[Data lines start]
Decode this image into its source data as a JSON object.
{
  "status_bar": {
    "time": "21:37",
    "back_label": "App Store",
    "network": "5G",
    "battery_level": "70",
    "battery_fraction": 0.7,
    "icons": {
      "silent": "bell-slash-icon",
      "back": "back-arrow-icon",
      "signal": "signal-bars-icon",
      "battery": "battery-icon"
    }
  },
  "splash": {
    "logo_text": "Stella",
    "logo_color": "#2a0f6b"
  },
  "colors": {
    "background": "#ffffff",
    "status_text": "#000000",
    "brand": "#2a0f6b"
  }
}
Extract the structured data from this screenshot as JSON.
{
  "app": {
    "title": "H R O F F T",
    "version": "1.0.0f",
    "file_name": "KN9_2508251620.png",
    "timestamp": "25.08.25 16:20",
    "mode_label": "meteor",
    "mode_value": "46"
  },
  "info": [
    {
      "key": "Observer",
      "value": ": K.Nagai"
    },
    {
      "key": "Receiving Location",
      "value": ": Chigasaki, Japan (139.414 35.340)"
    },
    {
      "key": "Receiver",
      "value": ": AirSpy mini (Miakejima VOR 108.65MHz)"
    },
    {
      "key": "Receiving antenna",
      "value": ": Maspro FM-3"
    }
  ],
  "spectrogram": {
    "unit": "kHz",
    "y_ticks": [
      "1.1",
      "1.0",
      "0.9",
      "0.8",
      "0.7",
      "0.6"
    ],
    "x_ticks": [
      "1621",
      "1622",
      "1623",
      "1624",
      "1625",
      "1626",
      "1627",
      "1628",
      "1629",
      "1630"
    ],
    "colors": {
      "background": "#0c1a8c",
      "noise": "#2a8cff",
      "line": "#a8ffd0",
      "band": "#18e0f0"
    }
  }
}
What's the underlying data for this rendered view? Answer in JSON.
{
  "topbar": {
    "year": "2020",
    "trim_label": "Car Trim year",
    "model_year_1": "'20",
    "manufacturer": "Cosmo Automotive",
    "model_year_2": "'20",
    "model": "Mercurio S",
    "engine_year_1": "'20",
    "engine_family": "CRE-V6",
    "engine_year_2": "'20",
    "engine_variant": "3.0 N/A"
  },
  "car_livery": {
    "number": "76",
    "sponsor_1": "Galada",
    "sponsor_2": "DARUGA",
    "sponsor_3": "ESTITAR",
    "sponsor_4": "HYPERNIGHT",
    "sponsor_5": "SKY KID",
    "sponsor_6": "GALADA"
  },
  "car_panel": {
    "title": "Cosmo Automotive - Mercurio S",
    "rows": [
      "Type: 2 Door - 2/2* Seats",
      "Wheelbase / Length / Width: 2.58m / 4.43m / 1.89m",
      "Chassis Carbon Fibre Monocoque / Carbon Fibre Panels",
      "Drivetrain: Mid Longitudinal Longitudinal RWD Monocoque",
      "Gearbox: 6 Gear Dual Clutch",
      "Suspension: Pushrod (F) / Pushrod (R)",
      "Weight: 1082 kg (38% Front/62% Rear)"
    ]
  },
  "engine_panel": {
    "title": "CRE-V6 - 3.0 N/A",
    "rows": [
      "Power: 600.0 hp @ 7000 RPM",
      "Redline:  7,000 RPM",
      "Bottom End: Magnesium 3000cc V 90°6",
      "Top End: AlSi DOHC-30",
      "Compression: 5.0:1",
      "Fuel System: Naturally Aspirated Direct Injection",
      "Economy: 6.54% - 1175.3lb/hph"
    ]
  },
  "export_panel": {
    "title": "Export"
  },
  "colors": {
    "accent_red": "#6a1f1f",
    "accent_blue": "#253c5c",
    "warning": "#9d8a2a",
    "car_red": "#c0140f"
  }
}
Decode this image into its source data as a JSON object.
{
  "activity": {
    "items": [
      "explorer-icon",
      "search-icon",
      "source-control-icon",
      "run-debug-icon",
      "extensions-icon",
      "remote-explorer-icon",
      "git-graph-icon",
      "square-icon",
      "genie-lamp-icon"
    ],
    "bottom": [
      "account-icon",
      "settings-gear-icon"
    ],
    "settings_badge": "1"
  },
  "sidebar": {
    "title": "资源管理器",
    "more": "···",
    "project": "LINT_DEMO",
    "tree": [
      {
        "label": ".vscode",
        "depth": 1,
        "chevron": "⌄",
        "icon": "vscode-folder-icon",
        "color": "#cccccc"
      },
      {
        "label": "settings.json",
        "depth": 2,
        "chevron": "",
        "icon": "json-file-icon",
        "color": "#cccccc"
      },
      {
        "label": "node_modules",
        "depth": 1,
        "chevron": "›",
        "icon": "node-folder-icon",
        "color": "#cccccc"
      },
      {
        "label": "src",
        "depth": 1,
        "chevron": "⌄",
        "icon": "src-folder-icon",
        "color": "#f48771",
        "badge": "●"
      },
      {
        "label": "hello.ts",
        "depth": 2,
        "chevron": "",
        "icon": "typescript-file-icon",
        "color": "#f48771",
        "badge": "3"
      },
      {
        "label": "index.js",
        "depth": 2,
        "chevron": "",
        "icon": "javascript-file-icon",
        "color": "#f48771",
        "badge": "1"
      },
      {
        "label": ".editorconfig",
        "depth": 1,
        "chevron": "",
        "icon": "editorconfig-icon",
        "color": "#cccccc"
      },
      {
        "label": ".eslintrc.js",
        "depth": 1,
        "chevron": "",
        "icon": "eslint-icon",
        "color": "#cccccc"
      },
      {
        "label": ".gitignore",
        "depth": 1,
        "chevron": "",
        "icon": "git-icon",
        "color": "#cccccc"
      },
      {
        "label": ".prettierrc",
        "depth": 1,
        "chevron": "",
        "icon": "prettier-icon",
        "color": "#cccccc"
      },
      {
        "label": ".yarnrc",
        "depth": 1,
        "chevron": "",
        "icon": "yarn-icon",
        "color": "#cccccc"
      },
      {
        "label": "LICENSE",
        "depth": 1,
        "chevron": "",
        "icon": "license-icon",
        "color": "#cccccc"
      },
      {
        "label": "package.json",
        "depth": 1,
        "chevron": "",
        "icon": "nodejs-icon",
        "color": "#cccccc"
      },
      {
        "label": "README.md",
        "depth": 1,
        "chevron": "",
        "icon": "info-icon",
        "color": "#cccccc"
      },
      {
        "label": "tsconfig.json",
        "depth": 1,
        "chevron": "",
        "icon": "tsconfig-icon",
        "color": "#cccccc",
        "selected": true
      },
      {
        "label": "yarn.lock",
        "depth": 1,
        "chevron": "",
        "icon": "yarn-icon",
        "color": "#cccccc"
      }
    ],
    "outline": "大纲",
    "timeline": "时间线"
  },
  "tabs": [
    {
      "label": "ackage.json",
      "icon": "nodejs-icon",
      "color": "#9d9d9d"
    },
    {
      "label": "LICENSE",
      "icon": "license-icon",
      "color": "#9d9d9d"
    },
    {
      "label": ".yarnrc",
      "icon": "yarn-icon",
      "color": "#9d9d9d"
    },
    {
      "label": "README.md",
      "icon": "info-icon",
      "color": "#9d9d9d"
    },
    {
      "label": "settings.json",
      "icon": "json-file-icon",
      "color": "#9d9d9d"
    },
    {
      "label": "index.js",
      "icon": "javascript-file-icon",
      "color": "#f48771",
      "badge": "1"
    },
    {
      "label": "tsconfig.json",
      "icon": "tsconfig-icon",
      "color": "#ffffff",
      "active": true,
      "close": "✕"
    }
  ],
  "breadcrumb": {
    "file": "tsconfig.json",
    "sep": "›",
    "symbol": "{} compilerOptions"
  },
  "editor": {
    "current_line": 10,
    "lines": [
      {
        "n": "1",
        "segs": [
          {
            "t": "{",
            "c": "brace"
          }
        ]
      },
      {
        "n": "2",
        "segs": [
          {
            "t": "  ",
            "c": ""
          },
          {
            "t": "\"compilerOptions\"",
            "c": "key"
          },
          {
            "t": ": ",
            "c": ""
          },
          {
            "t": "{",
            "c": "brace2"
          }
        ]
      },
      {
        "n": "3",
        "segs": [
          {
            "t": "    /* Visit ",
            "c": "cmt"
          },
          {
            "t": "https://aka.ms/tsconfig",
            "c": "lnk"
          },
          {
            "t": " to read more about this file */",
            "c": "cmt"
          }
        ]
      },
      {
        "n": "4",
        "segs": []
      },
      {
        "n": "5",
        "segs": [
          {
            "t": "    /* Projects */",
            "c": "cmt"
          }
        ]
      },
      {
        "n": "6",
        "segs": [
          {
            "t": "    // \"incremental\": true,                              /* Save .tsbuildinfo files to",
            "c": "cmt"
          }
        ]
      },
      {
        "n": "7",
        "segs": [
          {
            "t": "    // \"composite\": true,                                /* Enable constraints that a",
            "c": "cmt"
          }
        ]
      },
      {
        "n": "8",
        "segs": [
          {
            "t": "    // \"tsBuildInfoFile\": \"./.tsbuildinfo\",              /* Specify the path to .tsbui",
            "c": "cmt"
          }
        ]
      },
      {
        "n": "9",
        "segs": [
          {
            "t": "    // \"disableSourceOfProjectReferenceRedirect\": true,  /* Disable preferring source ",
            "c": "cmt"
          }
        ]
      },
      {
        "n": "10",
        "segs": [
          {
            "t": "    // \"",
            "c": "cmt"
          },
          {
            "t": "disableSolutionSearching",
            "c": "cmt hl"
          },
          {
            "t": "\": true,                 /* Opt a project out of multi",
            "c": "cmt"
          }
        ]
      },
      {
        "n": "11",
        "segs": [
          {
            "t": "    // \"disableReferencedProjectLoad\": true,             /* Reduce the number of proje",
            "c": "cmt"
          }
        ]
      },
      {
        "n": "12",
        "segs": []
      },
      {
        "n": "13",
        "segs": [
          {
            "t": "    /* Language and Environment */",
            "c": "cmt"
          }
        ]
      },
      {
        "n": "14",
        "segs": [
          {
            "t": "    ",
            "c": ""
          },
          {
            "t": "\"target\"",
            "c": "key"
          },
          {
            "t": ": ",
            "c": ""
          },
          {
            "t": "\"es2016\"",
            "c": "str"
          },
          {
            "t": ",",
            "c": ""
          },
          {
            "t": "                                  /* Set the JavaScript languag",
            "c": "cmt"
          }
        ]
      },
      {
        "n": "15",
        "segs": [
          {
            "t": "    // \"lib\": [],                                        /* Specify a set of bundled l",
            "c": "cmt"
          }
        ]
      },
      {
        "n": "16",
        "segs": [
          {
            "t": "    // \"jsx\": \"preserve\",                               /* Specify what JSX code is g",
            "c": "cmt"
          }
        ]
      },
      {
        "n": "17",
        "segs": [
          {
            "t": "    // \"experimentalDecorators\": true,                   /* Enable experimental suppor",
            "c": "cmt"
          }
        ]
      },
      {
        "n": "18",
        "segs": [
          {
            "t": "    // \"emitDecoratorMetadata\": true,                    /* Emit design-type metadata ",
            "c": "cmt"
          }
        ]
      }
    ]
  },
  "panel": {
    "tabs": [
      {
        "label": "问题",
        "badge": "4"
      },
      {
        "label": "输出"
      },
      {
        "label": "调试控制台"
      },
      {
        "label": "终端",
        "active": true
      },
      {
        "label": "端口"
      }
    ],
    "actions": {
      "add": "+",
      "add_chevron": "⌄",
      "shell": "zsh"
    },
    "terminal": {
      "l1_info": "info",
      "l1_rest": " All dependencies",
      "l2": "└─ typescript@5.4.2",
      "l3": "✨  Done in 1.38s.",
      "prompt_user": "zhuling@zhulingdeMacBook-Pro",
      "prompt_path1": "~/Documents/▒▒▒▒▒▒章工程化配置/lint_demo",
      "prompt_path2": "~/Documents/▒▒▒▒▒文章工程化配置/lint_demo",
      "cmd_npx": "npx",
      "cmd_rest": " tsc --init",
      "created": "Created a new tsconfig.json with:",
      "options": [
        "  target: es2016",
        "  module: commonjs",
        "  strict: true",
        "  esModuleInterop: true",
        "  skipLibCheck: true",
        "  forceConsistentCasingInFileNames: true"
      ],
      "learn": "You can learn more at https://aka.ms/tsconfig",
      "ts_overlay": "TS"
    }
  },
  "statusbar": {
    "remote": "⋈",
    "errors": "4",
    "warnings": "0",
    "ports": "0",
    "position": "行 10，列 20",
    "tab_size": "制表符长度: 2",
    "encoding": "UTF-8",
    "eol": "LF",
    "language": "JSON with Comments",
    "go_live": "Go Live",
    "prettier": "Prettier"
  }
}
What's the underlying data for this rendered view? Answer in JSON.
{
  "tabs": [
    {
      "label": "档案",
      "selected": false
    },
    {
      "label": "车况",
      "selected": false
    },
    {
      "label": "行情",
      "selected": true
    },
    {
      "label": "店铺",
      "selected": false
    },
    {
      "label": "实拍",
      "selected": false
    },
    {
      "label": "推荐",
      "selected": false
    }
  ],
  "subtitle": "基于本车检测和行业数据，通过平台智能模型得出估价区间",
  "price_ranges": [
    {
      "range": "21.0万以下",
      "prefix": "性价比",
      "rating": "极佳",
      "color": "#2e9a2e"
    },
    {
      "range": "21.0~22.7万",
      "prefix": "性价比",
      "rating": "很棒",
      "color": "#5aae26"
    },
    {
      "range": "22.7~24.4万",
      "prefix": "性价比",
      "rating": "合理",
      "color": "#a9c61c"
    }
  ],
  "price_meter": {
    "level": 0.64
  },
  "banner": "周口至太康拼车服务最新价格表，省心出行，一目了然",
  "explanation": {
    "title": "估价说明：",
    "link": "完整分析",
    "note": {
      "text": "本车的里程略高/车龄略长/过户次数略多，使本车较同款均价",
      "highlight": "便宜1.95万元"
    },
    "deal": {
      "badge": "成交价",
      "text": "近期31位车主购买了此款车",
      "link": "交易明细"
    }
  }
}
[Data lines end]
- Problem description: Find every line above that contains the word "https", and return each one.

- Problem solution:
            "t": "https://aka.ms/tsconfig",
      "learn": "You can learn more at https://aka.ms/tsconfig",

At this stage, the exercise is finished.